■ Data for this task
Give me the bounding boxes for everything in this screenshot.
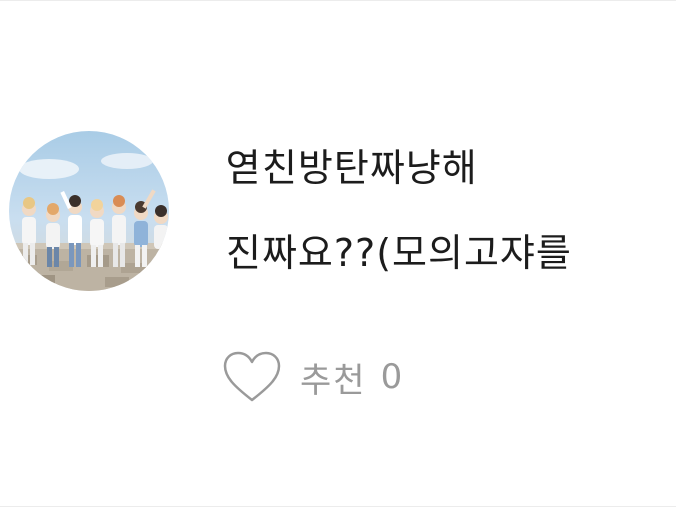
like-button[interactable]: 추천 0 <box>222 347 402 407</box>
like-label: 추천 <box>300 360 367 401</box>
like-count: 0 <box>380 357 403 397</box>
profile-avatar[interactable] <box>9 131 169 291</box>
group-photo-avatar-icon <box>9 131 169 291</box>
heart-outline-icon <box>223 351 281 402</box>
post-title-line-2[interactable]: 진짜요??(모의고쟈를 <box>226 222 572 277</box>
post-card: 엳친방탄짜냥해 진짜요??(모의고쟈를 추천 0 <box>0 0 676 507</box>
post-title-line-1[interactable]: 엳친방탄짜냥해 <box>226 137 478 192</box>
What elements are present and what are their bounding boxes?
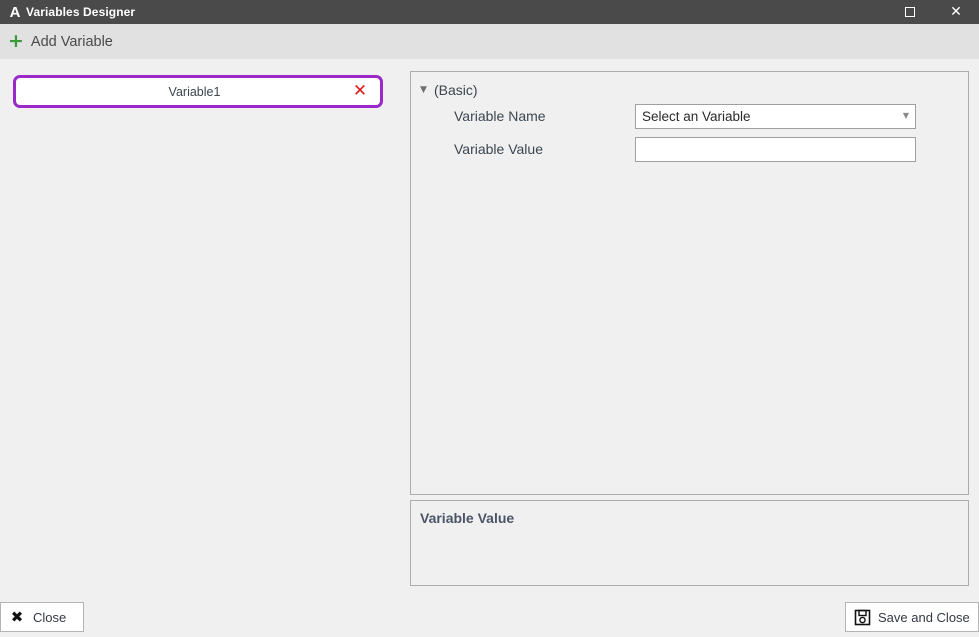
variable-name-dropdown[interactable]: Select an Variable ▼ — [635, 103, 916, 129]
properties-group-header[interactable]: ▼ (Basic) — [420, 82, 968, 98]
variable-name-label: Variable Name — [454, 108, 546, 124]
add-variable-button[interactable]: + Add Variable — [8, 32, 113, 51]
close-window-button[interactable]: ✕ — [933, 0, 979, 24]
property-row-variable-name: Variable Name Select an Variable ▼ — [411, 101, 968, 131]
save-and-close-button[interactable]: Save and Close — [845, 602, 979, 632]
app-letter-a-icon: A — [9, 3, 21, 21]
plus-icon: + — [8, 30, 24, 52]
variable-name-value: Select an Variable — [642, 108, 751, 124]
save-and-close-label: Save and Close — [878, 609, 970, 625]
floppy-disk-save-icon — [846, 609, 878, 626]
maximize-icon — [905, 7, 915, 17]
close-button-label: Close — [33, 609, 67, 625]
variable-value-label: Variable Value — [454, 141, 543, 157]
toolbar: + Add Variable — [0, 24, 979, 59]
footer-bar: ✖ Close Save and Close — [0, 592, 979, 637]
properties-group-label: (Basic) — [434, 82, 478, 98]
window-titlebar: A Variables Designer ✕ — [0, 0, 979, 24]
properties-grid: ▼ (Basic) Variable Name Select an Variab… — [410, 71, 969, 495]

■ Directions for this task
Rewrite all the records with every "bounding boxes" switched to "box coordinates", keeping everything else the same and leaving out the pictures.

■ Complete answer
Give me the box coordinates for everything in this screenshot.
like-button[interactable]: 추천 0 <box>222 347 402 407</box>
like-label: 추천 <box>300 360 367 401</box>
like-count: 0 <box>380 357 403 397</box>
profile-avatar[interactable] <box>9 131 169 291</box>
group-photo-avatar-icon <box>9 131 169 291</box>
heart-outline-icon <box>223 351 281 402</box>
post-title-line-2[interactable]: 진짜요??(모의고쟈를 <box>226 222 572 277</box>
post-card: 엳친방탄짜냥해 진짜요??(모의고쟈를 추천 0 <box>0 0 676 507</box>
post-title-line-1[interactable]: 엳친방탄짜냥해 <box>226 137 478 192</box>
What elements are present and what are their box coordinates?
variable-name-dropdown[interactable]: Select an Variable ▼ — [635, 103, 916, 129]
properties-group-header[interactable]: ▼ (Basic) — [420, 82, 968, 98]
variable-name-label: Variable Name — [454, 108, 546, 124]
add-variable-button[interactable]: + Add Variable — [8, 32, 113, 51]
close-window-button[interactable]: ✕ — [933, 0, 979, 24]
property-row-variable-name: Variable Name Select an Variable ▼ — [411, 101, 968, 131]
save-and-close-button[interactable]: Save and Close — [845, 602, 979, 632]
app-letter-a-icon: A — [9, 3, 21, 21]
plus-icon: + — [8, 30, 24, 52]
variable-name-value: Select an Variable — [642, 108, 751, 124]
save-and-close-label: Save and Close — [878, 609, 970, 625]
floppy-disk-save-icon — [846, 609, 878, 626]
maximize-icon — [905, 7, 915, 17]
close-button-label: Close — [33, 609, 67, 625]
variable-value-label: Variable Value — [454, 141, 543, 157]
toolbar: + Add Variable — [0, 24, 979, 59]
footer-bar: ✖ Close Save and Close — [0, 592, 979, 637]
properties-group-label: (Basic) — [434, 82, 478, 98]
window-titlebar: A Variables Designer ✕ — [0, 0, 979, 24]
properties-grid: ▼ (Basic) Variable Name Select an Variab… — [410, 71, 969, 495]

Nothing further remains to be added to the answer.